* BEGIN *

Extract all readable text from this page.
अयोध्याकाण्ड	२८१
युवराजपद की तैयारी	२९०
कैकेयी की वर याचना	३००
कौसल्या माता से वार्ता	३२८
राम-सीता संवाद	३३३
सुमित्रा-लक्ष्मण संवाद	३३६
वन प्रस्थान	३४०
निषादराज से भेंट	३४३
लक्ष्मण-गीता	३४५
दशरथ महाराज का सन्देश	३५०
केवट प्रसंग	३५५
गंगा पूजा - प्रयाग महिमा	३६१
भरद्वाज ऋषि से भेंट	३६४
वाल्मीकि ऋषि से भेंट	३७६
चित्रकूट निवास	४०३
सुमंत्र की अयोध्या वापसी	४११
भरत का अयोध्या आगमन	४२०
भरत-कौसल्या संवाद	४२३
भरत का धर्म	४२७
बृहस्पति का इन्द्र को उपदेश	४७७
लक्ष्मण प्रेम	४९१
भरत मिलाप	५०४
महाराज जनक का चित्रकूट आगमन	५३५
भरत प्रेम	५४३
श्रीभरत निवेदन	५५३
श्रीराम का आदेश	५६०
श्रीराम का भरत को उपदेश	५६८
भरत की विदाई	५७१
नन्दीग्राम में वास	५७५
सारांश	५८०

* END *

From the preceding material, extract every line exactly.

Extract all readable text from this page.
अयोध्याकाण्ड	२८१
युवराजपद की तैयारी	२९०
कैकेयी की वर याचना	३००
कौसल्या माता से वार्ता	३२८
राम-सीता संवाद	३३३
सुमित्रा-लक्ष्मण संवाद	३३६
वन प्रस्थान	३४०
निषादराज से भेंट	३४३
लक्ष्मण-गीता	३४५
दशरथ महाराज का सन्देश	३५०
केवट प्रसंग	३५५
गंगा पूजा - प्रयाग महिमा	३६१
भरद्वाज ऋषि से भेंट	३६४
वाल्मीकि ऋषि से भेंट	३७६
चित्रकूट निवास	४०३
सुमंत्र की अयोध्या वापसी	४११
भरत का अयोध्या आगमन	४२०
भरत-कौसल्या संवाद	४२३
भरत का धर्म	४२७
बृहस्पति का इन्द्र को उपदेश	४७७
लक्ष्मण प्रेम	४९१
भरत मिलाप	५०४
महाराज जनक का चित्रकूट आगमन	५३५
भरत प्रेम	५४३
श्रीभरत निवेदन	५५३
श्रीराम का आदेश	५६०
श्रीराम का भरत को उपदेश	५६८
भरत की विदाई	५७१
नन्दीग्राम में वास	५७५
सारांश	५८०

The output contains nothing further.